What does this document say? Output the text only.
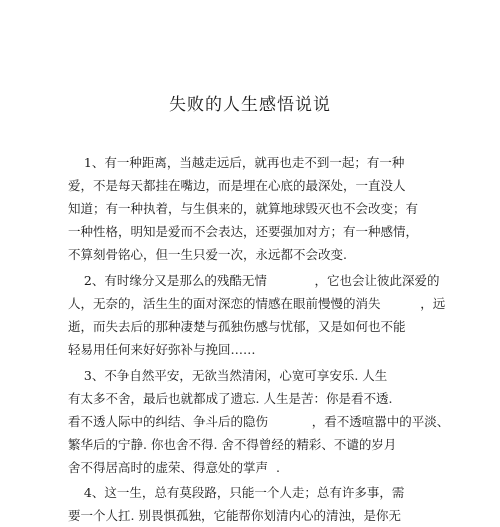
失败的人生感悟说说
1、有一种距离，当越走远后，就再也走不到一起；有一种
爱，不是每天都挂在嘴边，而是埋在心底的最深处，一直没人
知道；有一种执着，与生俱来的，就算地球毁灭也不会改变；有
一种性格，明知是爱而不会表达，还要强加对方；有一种感情，
不算刻骨铭心，但一生只爱一次，永远都不会改变.
2、有时缘分又是那么的残酷无情            ，它也会让彼此深爱的
人，无奈的，活生生的面对深恋的情感在眼前慢慢的消失          ，远
逝，而失去后的那种凄楚与孤独伤感与忧郁，又是如何也不能
轻易用任何来好好弥补与挽回……
3、不争自然平安，无欲当然清闲，心宽可享安乐. 人生
有太多不舍，最后也就都成了遗忘. 人生是苦：你是看不透.
看不透人际中的纠结、争斗后的隐伤           ，看不透喧嚣中的平淡、
繁华后的宁静. 你也舍不得. 舍不得曾经的精彩、不谴的岁月
舍不得居高时的虚荣、得意处的掌声  .
4、这一生，总有莫段路，只能一个人走；总有许多事，需
要一个人扛. 别畏惧孤独，它能帮你划清内心的清浊，是你无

§ §

Written task –
Reproduce the entries exactly. Do not carry over any picture.

Response –
What does this document say? Output the text only.
失败的人生感悟说说
1、有一种距离，当越走远后，就再也走不到一起；有一种
爱，不是每天都挂在嘴边，而是埋在心底的最深处，一直没人
知道；有一种执着，与生俱来的，就算地球毁灭也不会改变；有
一种性格，明知是爱而不会表达，还要强加对方；有一种感情，
不算刻骨铭心，但一生只爱一次，永远都不会改变.
2、有时缘分又是那么的残酷无情            ，它也会让彼此深爱的
人，无奈的，活生生的面对深恋的情感在眼前慢慢的消失          ，远
逝，而失去后的那种凄楚与孤独伤感与忧郁，又是如何也不能
轻易用任何来好好弥补与挽回……
3、不争自然平安，无欲当然清闲，心宽可享安乐. 人生
有太多不舍，最后也就都成了遗忘. 人生是苦：你是看不透.
看不透人际中的纠结、争斗后的隐伤           ，看不透喧嚣中的平淡、
繁华后的宁静. 你也舍不得. 舍不得曾经的精彩、不谴的岁月
舍不得居高时的虚荣、得意处的掌声  .
4、这一生，总有莫段路，只能一个人走；总有许多事，需
要一个人扛. 别畏惧孤独，它能帮你划清内心的清浊，是你无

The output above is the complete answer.